> **EXERCISE PROMPT**
List all lines of the data containing the word "esse".

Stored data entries
____

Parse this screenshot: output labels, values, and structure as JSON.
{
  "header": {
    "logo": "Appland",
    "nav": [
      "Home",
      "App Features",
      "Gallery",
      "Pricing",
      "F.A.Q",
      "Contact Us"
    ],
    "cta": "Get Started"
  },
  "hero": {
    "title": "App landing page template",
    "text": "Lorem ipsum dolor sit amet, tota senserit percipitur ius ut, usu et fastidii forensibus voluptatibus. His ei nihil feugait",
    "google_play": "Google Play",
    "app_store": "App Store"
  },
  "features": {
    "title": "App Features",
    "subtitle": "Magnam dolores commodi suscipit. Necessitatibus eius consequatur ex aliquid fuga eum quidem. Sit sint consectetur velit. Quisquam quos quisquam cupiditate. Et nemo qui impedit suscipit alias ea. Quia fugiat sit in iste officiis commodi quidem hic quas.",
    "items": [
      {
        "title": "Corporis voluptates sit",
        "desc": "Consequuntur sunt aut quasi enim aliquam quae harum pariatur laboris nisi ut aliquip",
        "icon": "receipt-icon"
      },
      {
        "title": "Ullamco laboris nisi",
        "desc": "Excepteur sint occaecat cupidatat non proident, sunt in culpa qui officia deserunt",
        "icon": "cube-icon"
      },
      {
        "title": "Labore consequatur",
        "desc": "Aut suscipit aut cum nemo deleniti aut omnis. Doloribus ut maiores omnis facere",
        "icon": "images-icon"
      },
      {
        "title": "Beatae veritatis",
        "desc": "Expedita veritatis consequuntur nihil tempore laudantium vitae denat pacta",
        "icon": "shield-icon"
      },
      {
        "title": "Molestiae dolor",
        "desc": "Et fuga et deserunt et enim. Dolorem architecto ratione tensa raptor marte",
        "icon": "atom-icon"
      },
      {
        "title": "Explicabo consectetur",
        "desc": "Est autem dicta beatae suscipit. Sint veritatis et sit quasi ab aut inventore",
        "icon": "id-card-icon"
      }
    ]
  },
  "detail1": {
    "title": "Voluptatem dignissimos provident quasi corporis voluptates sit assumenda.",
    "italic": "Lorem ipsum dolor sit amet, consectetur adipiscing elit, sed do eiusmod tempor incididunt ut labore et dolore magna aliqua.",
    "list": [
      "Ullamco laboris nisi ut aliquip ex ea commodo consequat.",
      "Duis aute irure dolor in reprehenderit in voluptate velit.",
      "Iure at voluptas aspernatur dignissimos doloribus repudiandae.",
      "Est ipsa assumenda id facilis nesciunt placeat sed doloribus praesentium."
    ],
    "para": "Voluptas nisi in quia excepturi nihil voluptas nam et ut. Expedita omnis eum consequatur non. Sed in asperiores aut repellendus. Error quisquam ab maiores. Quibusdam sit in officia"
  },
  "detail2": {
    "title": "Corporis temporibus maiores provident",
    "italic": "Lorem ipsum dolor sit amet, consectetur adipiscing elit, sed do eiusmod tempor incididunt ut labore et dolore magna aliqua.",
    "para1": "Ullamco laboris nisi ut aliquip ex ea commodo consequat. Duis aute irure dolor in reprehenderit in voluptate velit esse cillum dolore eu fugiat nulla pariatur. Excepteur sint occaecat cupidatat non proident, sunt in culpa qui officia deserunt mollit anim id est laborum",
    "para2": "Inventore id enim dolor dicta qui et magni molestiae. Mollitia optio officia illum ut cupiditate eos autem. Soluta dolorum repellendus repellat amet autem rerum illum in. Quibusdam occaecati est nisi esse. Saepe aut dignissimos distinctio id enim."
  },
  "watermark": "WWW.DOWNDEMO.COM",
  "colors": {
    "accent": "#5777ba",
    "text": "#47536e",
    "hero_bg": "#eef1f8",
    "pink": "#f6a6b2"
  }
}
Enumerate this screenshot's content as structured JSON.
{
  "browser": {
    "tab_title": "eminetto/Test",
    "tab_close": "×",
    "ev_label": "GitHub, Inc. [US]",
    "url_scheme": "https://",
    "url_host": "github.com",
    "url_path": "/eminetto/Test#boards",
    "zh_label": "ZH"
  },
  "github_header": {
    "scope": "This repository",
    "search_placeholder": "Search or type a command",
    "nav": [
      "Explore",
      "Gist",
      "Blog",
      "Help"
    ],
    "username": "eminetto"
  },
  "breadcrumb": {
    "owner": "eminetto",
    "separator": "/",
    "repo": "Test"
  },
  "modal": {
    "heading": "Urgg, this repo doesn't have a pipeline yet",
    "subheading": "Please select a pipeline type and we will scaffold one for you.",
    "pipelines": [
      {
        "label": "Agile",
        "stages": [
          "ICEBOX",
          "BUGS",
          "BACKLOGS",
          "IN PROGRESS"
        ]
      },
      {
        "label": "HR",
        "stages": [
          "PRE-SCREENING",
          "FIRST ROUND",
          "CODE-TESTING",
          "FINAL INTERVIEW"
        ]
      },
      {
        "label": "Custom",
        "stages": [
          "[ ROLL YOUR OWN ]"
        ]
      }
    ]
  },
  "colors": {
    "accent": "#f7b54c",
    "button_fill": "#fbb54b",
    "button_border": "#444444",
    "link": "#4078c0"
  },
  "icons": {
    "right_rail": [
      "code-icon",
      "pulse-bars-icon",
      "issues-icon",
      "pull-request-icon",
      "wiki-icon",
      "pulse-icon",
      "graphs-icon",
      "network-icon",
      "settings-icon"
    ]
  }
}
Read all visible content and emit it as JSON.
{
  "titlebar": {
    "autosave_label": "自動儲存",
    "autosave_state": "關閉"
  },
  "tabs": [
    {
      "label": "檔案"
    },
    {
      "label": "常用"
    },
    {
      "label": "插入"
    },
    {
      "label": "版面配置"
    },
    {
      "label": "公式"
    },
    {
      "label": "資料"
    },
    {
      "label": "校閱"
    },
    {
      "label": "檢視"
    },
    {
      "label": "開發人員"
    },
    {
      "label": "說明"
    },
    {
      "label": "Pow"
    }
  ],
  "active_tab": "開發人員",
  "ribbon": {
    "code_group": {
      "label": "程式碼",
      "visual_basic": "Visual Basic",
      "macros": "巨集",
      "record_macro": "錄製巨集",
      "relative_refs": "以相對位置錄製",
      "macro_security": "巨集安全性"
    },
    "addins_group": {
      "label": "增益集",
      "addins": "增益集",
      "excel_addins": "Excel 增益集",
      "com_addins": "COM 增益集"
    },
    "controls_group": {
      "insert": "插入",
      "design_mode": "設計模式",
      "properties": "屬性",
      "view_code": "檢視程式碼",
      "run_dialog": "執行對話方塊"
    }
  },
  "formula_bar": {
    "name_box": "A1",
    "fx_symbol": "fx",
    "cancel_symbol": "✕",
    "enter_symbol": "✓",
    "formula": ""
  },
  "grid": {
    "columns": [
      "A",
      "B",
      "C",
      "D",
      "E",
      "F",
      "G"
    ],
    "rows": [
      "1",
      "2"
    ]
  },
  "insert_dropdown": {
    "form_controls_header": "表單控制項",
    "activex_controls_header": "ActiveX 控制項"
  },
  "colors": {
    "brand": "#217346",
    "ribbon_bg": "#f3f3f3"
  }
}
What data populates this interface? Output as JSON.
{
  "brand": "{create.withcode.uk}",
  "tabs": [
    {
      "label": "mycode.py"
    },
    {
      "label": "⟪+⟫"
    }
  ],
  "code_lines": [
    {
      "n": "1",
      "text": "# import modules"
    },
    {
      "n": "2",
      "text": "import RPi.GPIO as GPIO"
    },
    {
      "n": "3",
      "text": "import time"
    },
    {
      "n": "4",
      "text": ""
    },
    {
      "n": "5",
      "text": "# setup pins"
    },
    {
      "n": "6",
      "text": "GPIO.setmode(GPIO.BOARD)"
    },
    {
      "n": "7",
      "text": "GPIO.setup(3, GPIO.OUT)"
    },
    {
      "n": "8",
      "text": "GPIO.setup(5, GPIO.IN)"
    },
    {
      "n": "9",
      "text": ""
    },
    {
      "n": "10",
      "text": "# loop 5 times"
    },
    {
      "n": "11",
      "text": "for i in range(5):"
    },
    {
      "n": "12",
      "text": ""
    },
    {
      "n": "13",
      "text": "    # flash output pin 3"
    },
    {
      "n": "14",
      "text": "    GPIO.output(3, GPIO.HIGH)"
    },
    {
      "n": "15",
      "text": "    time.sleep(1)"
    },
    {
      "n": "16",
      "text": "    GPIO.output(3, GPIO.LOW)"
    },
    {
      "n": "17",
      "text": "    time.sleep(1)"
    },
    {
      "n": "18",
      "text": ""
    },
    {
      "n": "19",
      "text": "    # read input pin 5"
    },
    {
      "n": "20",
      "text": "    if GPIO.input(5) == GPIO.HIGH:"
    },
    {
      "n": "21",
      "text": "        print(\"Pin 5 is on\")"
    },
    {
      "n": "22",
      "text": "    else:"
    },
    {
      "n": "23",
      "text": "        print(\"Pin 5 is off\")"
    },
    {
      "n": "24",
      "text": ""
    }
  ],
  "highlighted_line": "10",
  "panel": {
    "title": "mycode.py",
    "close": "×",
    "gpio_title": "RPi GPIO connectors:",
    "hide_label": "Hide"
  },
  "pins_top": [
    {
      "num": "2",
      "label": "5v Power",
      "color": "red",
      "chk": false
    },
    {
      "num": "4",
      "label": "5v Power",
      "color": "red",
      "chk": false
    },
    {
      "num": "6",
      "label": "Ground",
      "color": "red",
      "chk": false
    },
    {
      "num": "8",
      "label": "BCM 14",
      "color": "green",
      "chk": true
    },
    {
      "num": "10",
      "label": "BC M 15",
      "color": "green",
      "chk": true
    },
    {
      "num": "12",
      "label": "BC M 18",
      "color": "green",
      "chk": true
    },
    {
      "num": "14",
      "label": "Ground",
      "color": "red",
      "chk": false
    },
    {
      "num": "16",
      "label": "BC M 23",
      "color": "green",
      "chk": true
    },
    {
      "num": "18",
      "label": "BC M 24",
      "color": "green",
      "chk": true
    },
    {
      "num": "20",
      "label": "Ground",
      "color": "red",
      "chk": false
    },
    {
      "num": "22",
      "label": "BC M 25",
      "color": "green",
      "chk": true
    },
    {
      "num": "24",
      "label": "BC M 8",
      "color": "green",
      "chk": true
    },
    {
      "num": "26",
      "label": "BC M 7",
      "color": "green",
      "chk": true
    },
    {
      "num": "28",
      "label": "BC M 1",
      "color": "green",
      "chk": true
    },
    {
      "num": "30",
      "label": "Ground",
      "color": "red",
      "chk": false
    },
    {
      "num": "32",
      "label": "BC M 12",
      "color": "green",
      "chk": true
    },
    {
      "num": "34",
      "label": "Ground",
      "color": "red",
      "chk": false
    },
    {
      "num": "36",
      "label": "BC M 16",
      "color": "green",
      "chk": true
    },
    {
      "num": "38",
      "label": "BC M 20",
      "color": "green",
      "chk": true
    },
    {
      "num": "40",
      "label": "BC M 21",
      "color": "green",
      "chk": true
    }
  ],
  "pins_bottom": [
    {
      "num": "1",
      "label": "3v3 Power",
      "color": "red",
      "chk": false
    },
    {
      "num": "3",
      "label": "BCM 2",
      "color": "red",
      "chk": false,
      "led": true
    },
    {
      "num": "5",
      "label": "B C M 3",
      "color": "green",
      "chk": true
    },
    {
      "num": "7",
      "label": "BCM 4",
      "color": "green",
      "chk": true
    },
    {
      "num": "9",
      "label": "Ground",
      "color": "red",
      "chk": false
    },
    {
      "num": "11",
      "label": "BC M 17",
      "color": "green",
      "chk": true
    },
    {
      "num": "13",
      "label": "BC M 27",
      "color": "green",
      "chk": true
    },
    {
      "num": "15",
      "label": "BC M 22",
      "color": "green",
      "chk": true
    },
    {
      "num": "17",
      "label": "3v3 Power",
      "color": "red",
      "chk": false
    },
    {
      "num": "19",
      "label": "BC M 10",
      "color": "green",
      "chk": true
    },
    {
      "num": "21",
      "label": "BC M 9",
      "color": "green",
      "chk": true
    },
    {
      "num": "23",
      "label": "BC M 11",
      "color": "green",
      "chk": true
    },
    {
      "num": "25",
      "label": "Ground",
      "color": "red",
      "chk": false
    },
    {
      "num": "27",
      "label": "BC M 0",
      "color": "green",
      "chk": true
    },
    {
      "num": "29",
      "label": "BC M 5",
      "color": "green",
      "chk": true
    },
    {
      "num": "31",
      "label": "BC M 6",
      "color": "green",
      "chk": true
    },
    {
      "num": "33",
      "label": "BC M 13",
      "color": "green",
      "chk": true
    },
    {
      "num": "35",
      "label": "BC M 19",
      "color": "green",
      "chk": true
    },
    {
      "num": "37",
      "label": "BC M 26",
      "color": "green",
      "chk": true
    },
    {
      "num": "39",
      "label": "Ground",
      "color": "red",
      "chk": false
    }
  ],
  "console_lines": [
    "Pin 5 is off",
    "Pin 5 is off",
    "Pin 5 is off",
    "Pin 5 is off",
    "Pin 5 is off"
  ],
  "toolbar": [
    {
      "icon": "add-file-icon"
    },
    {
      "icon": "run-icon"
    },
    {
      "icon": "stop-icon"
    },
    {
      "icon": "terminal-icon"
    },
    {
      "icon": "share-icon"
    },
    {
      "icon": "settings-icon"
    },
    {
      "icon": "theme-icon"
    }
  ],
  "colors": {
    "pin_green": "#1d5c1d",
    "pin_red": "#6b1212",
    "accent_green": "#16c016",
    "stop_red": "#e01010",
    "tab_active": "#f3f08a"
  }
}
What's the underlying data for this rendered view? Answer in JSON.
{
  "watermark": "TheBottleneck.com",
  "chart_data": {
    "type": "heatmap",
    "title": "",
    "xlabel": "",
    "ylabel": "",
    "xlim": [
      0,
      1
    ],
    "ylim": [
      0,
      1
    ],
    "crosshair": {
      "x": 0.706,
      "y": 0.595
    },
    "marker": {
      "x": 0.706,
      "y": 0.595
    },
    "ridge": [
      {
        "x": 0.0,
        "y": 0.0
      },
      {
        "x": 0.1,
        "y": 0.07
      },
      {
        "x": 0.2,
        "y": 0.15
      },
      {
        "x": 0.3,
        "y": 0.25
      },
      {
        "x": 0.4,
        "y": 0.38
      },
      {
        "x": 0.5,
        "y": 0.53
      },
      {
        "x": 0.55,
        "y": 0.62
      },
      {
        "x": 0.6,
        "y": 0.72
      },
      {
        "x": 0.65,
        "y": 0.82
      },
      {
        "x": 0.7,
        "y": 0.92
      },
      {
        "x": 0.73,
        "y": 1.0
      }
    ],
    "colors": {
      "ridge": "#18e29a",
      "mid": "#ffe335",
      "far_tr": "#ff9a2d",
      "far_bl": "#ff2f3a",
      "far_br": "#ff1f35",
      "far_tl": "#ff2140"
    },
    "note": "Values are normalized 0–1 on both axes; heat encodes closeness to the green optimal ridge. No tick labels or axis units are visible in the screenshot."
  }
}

____

> **ANSWER TO THIS EXERCISE**
    "para1": "Ullamco laboris nisi ut aliquip ex ea commodo consequat. Duis aute irure dolor in reprehenderit in voluptate velit esse cillum dolore eu fugiat nulla pariatur. Excepteur sint occaecat cupidatat non proident, sunt in culpa qui officia deserunt mollit anim id est laborum",
    "para2": "Inventore id enim dolor dicta qui et magni molestiae. Mollitia optio officia illum ut cupiditate eos autem. Soluta dolorum repellendus repellat amet autem rerum illum in. Quibusdam occaecati est nisi esse. Saepe aut dignissimos distinctio id enim."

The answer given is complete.